AIM OF THE TASK: Output the entries word for word. Omit images.

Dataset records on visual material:
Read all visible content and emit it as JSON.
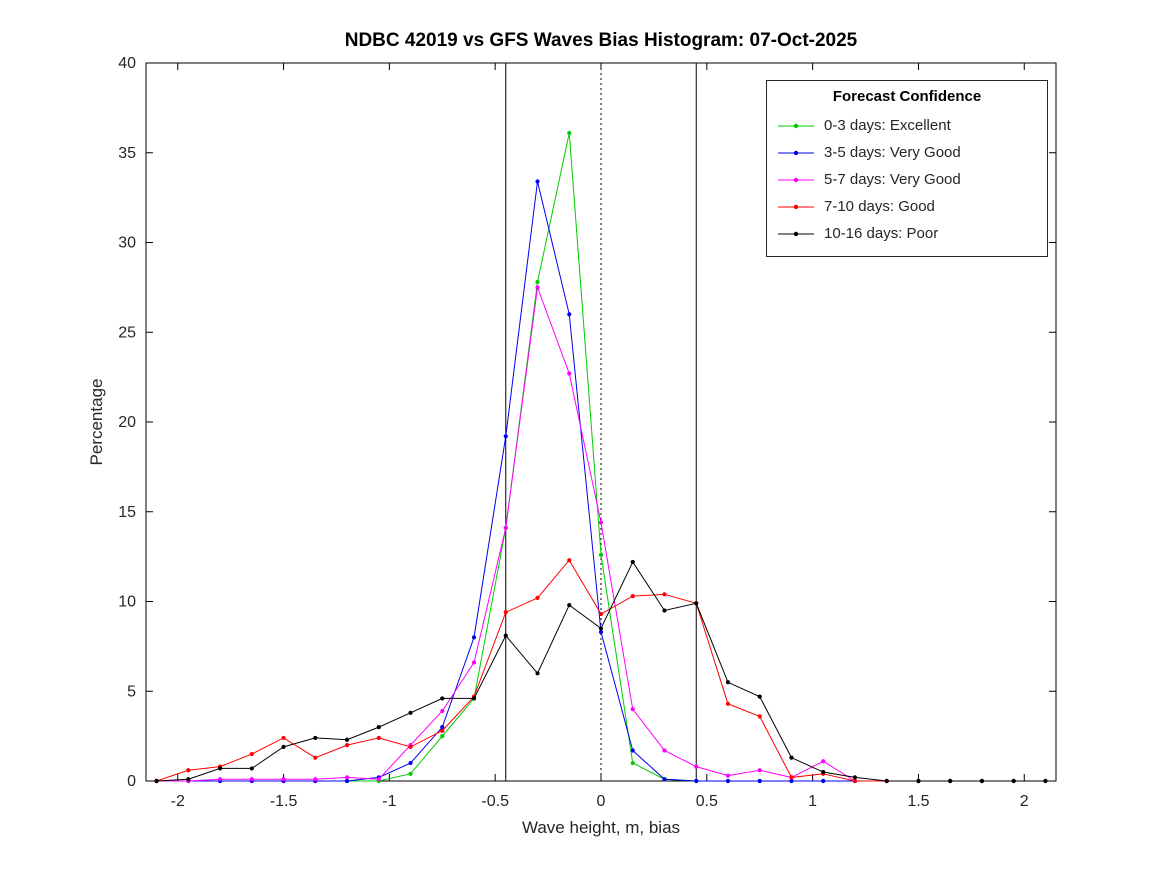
{
  "title": "NDBC 42019 vs GFS Waves Bias Histogram: 07-Oct-2025",
  "xlabel": "Wave height, m, bias",
  "ylabel": "Percentage",
  "legend": {
    "title": "Forecast Confidence"
  },
  "chart_data": {
    "type": "line",
    "title": "NDBC 42019 vs GFS Waves Bias Histogram: 07-Oct-2025",
    "xlabel": "Wave height, m, bias",
    "ylabel": "Percentage",
    "xlim": [
      -2.15,
      2.15
    ],
    "ylim": [
      0,
      40
    ],
    "xticks": [
      -2,
      -1.5,
      -1,
      -0.5,
      0,
      0.5,
      1,
      1.5,
      2
    ],
    "yticks": [
      0,
      5,
      10,
      15,
      20,
      25,
      30,
      35,
      40
    ],
    "grid": false,
    "legend_position": "top-right",
    "vlines": [
      {
        "x": -0.45,
        "style": "solid"
      },
      {
        "x": 0,
        "style": "dotted"
      },
      {
        "x": 0.45,
        "style": "solid"
      }
    ],
    "x": [
      -2.1,
      -1.95,
      -1.8,
      -1.65,
      -1.5,
      -1.35,
      -1.2,
      -1.05,
      -0.9,
      -0.75,
      -0.6,
      -0.45,
      -0.3,
      -0.15,
      0,
      0.15,
      0.3,
      0.45,
      0.6,
      0.75,
      0.9,
      1.05,
      1.2,
      1.35,
      1.5,
      1.65,
      1.8,
      1.95,
      2.1
    ],
    "series": [
      {
        "name": "0-3 days: Excellent",
        "color": "#00cc00",
        "values": [
          0,
          0,
          0,
          0,
          0,
          0,
          0,
          0,
          0.4,
          2.5,
          4.6,
          14.1,
          27.8,
          36.1,
          12.6,
          1.0,
          0.1,
          0,
          0,
          0,
          0,
          0,
          0,
          0,
          0,
          0,
          0,
          0,
          0
        ]
      },
      {
        "name": "3-5 days: Very Good",
        "color": "#0000ee",
        "values": [
          0,
          0,
          0,
          0,
          0,
          0,
          0,
          0.2,
          1.0,
          3.0,
          8.0,
          19.2,
          33.4,
          26.0,
          8.3,
          1.7,
          0.1,
          0,
          0,
          0,
          0,
          0,
          0,
          0,
          0,
          0,
          0,
          0,
          0
        ]
      },
      {
        "name": "5-7 days: Very Good",
        "color": "#ff00ff",
        "values": [
          0,
          0,
          0.1,
          0.1,
          0.1,
          0.1,
          0.2,
          0.1,
          2.0,
          3.9,
          6.6,
          14.1,
          27.5,
          22.7,
          14.4,
          4.0,
          1.7,
          0.8,
          0.3,
          0.6,
          0.2,
          1.1,
          0,
          0,
          0,
          0,
          0,
          0,
          0
        ]
      },
      {
        "name": "7-10 days: Good",
        "color": "#ff0000",
        "values": [
          0,
          0.6,
          0.8,
          1.5,
          2.4,
          1.3,
          2.0,
          2.4,
          1.9,
          2.8,
          4.7,
          9.4,
          10.2,
          12.3,
          9.3,
          10.3,
          10.4,
          9.9,
          4.3,
          3.6,
          0.2,
          0.4,
          0,
          0,
          0,
          0,
          0,
          0,
          0
        ]
      },
      {
        "name": "10-16 days: Poor",
        "color": "#000000",
        "values": [
          0,
          0.1,
          0.7,
          0.7,
          1.9,
          2.4,
          2.3,
          3.0,
          3.8,
          4.6,
          4.6,
          8.1,
          6.0,
          9.8,
          8.5,
          12.2,
          9.5,
          9.9,
          5.5,
          4.7,
          1.3,
          0.5,
          0.2,
          0,
          0,
          0,
          0,
          0,
          0
        ]
      }
    ]
  }
}
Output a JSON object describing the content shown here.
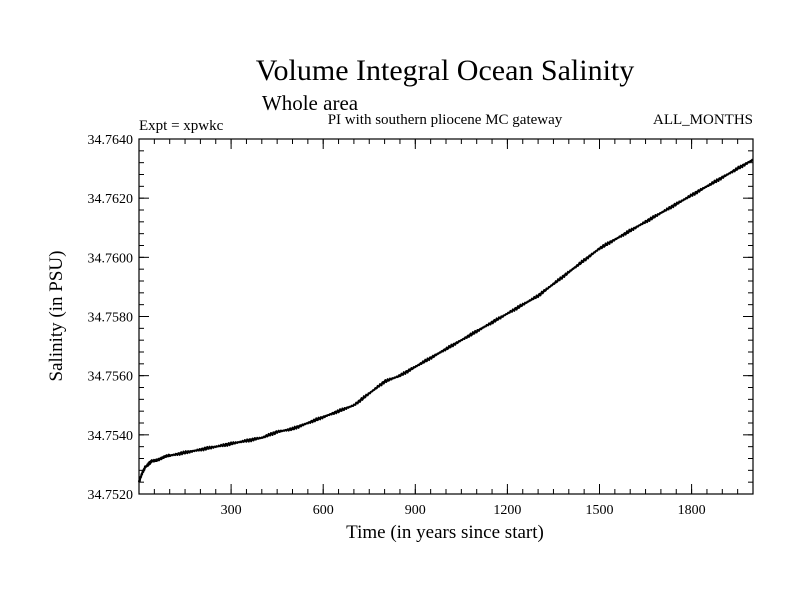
{
  "chart_data": {
    "type": "line",
    "title": "Volume Integral Ocean Salinity",
    "subtitle": "Whole area",
    "left_note": "Expt = xpwkc",
    "center_note": "PI with southern pliocene MC gateway",
    "right_note": "ALL_MONTHS",
    "xlabel": "Time (in years since start)",
    "ylabel": "Salinity (in PSU)",
    "xlim": [
      0,
      2000
    ],
    "ylim": [
      34.752,
      34.764
    ],
    "xticks": [
      300,
      600,
      900,
      1200,
      1500,
      1800
    ],
    "xtick_labels": [
      "300",
      "600",
      "900",
      "1200",
      "1500",
      "1800"
    ],
    "yticks": [
      34.752,
      34.754,
      34.756,
      34.758,
      34.76,
      34.762,
      34.764
    ],
    "ytick_labels": [
      "34.7520",
      "34.7540",
      "34.7560",
      "34.7580",
      "34.7600",
      "34.7620",
      "34.7640"
    ],
    "series": [
      {
        "name": "Salinity",
        "x": [
          0,
          10,
          20,
          40,
          70,
          100,
          150,
          200,
          250,
          300,
          350,
          400,
          450,
          500,
          550,
          600,
          650,
          700,
          750,
          800,
          850,
          900,
          950,
          1000,
          1050,
          1100,
          1150,
          1200,
          1250,
          1300,
          1350,
          1400,
          1450,
          1500,
          1550,
          1600,
          1650,
          1700,
          1750,
          1800,
          1850,
          1900,
          1950,
          2000
        ],
        "values": [
          34.7524,
          34.7527,
          34.7529,
          34.7531,
          34.7532,
          34.7533,
          34.7534,
          34.7535,
          34.7536,
          34.7537,
          34.7538,
          34.7539,
          34.7541,
          34.7542,
          34.7544,
          34.7546,
          34.7548,
          34.755,
          34.7554,
          34.7558,
          34.756,
          34.7563,
          34.7566,
          34.7569,
          34.7572,
          34.7575,
          34.7578,
          34.7581,
          34.7584,
          34.7587,
          34.7591,
          34.7595,
          34.7599,
          34.7603,
          34.7606,
          34.7609,
          34.7612,
          34.7615,
          34.7618,
          34.7621,
          34.7624,
          34.7627,
          34.763,
          34.7633
        ]
      }
    ]
  }
}
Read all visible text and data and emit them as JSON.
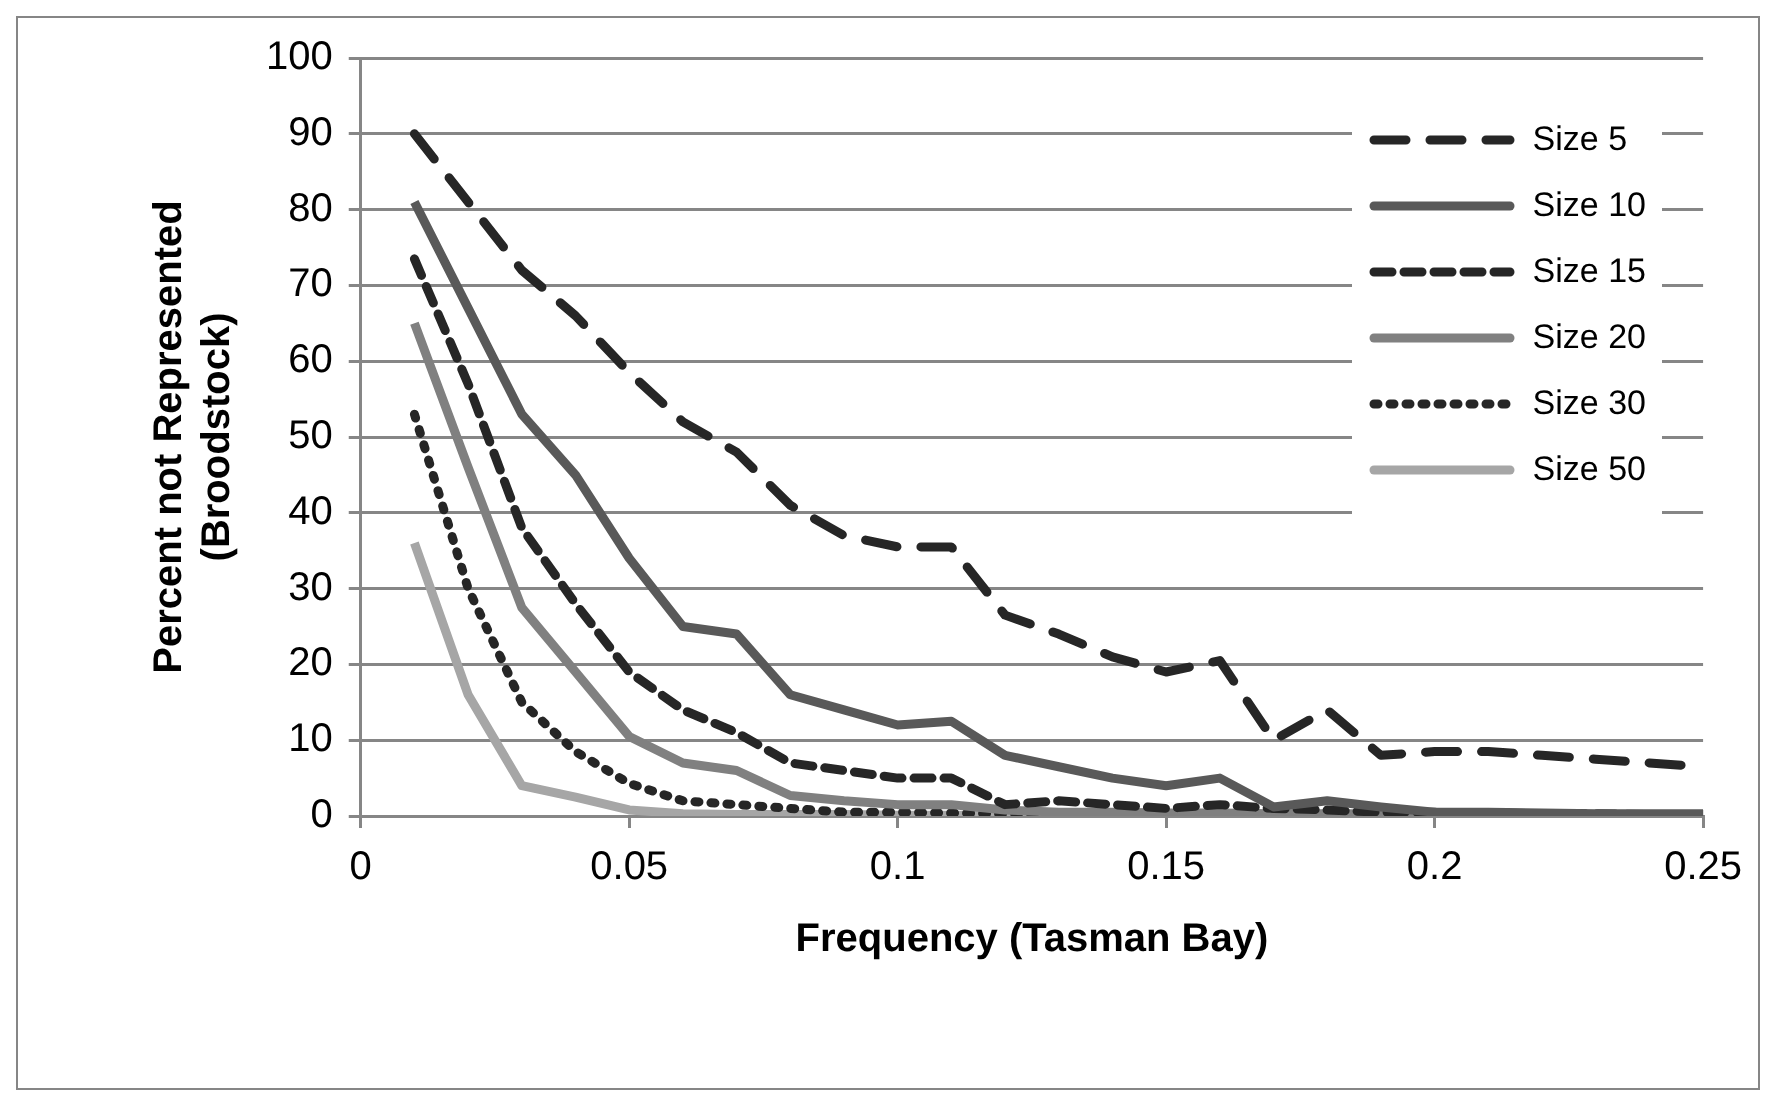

RESPONSE TO THE TASK:
Read all visible content and emit it as JSON.
{
  "title": "NDBC 42019 vs GFS Waves Bias Histogram: 07-Oct-2025",
  "xlabel": "Wave height, m, bias",
  "ylabel": "Percentage",
  "legend": {
    "title": "Forecast Confidence"
  },
  "chart_data": {
    "type": "line",
    "title": "NDBC 42019 vs GFS Waves Bias Histogram: 07-Oct-2025",
    "xlabel": "Wave height, m, bias",
    "ylabel": "Percentage",
    "xlim": [
      -2.15,
      2.15
    ],
    "ylim": [
      0,
      40
    ],
    "xticks": [
      -2,
      -1.5,
      -1,
      -0.5,
      0,
      0.5,
      1,
      1.5,
      2
    ],
    "yticks": [
      0,
      5,
      10,
      15,
      20,
      25,
      30,
      35,
      40
    ],
    "grid": false,
    "legend_position": "top-right",
    "vlines": [
      {
        "x": -0.45,
        "style": "solid"
      },
      {
        "x": 0,
        "style": "dotted"
      },
      {
        "x": 0.45,
        "style": "solid"
      }
    ],
    "x": [
      -2.1,
      -1.95,
      -1.8,
      -1.65,
      -1.5,
      -1.35,
      -1.2,
      -1.05,
      -0.9,
      -0.75,
      -0.6,
      -0.45,
      -0.3,
      -0.15,
      0,
      0.15,
      0.3,
      0.45,
      0.6,
      0.75,
      0.9,
      1.05,
      1.2,
      1.35,
      1.5,
      1.65,
      1.8,
      1.95,
      2.1
    ],
    "series": [
      {
        "name": "0-3 days: Excellent",
        "color": "#00cc00",
        "values": [
          0,
          0,
          0,
          0,
          0,
          0,
          0,
          0,
          0.4,
          2.5,
          4.6,
          14.1,
          27.8,
          36.1,
          12.6,
          1.0,
          0.1,
          0,
          0,
          0,
          0,
          0,
          0,
          0,
          0,
          0,
          0,
          0,
          0
        ]
      },
      {
        "name": "3-5 days: Very Good",
        "color": "#0000ee",
        "values": [
          0,
          0,
          0,
          0,
          0,
          0,
          0,
          0.2,
          1.0,
          3.0,
          8.0,
          19.2,
          33.4,
          26.0,
          8.3,
          1.7,
          0.1,
          0,
          0,
          0,
          0,
          0,
          0,
          0,
          0,
          0,
          0,
          0,
          0
        ]
      },
      {
        "name": "5-7 days: Very Good",
        "color": "#ff00ff",
        "values": [
          0,
          0,
          0.1,
          0.1,
          0.1,
          0.1,
          0.2,
          0.1,
          2.0,
          3.9,
          6.6,
          14.1,
          27.5,
          22.7,
          14.4,
          4.0,
          1.7,
          0.8,
          0.3,
          0.6,
          0.2,
          1.1,
          0,
          0,
          0,
          0,
          0,
          0,
          0
        ]
      },
      {
        "name": "7-10 days: Good",
        "color": "#ff0000",
        "values": [
          0,
          0.6,
          0.8,
          1.5,
          2.4,
          1.3,
          2.0,
          2.4,
          1.9,
          2.8,
          4.7,
          9.4,
          10.2,
          12.3,
          9.3,
          10.3,
          10.4,
          9.9,
          4.3,
          3.6,
          0.2,
          0.4,
          0,
          0,
          0,
          0,
          0,
          0,
          0
        ]
      },
      {
        "name": "10-16 days: Poor",
        "color": "#000000",
        "values": [
          0,
          0.1,
          0.7,
          0.7,
          1.9,
          2.4,
          2.3,
          3.0,
          3.8,
          4.6,
          4.6,
          8.1,
          6.0,
          9.8,
          8.5,
          12.2,
          9.5,
          9.9,
          5.5,
          4.7,
          1.3,
          0.5,
          0.2,
          0,
          0,
          0,
          0,
          0,
          0
        ]
      }
    ]
  }
}
Output a JSON object describing the content shown here.
{
  "chart_data": {
    "type": "line",
    "title": "Volume Integral Ocean Salinity",
    "subtitle": "Whole area",
    "left_note": "Expt = xpwkc",
    "center_note": "PI with southern pliocene MC gateway",
    "right_note": "ALL_MONTHS",
    "xlabel": "Time (in years since start)",
    "ylabel": "Salinity (in PSU)",
    "xlim": [
      0,
      2000
    ],
    "ylim": [
      34.752,
      34.764
    ],
    "xticks": [
      300,
      600,
      900,
      1200,
      1500,
      1800
    ],
    "xtick_labels": [
      "300",
      "600",
      "900",
      "1200",
      "1500",
      "1800"
    ],
    "yticks": [
      34.752,
      34.754,
      34.756,
      34.758,
      34.76,
      34.762,
      34.764
    ],
    "ytick_labels": [
      "34.7520",
      "34.7540",
      "34.7560",
      "34.7580",
      "34.7600",
      "34.7620",
      "34.7640"
    ],
    "series": [
      {
        "name": "Salinity",
        "x": [
          0,
          10,
          20,
          40,
          70,
          100,
          150,
          200,
          250,
          300,
          350,
          400,
          450,
          500,
          550,
          600,
          650,
          700,
          750,
          800,
          850,
          900,
          950,
          1000,
          1050,
          1100,
          1150,
          1200,
          1250,
          1300,
          1350,
          1400,
          1450,
          1500,
          1550,
          1600,
          1650,
          1700,
          1750,
          1800,
          1850,
          1900,
          1950,
          2000
        ],
        "values": [
          34.7524,
          34.7527,
          34.7529,
          34.7531,
          34.7532,
          34.7533,
          34.7534,
          34.7535,
          34.7536,
          34.7537,
          34.7538,
          34.7539,
          34.7541,
          34.7542,
          34.7544,
          34.7546,
          34.7548,
          34.755,
          34.7554,
          34.7558,
          34.756,
          34.7563,
          34.7566,
          34.7569,
          34.7572,
          34.7575,
          34.7578,
          34.7581,
          34.7584,
          34.7587,
          34.7591,
          34.7595,
          34.7599,
          34.7603,
          34.7606,
          34.7609,
          34.7612,
          34.7615,
          34.7618,
          34.7621,
          34.7624,
          34.7627,
          34.763,
          34.7633
        ]
      }
    ]
  }
}
Read all visible text and data and emit them as JSON.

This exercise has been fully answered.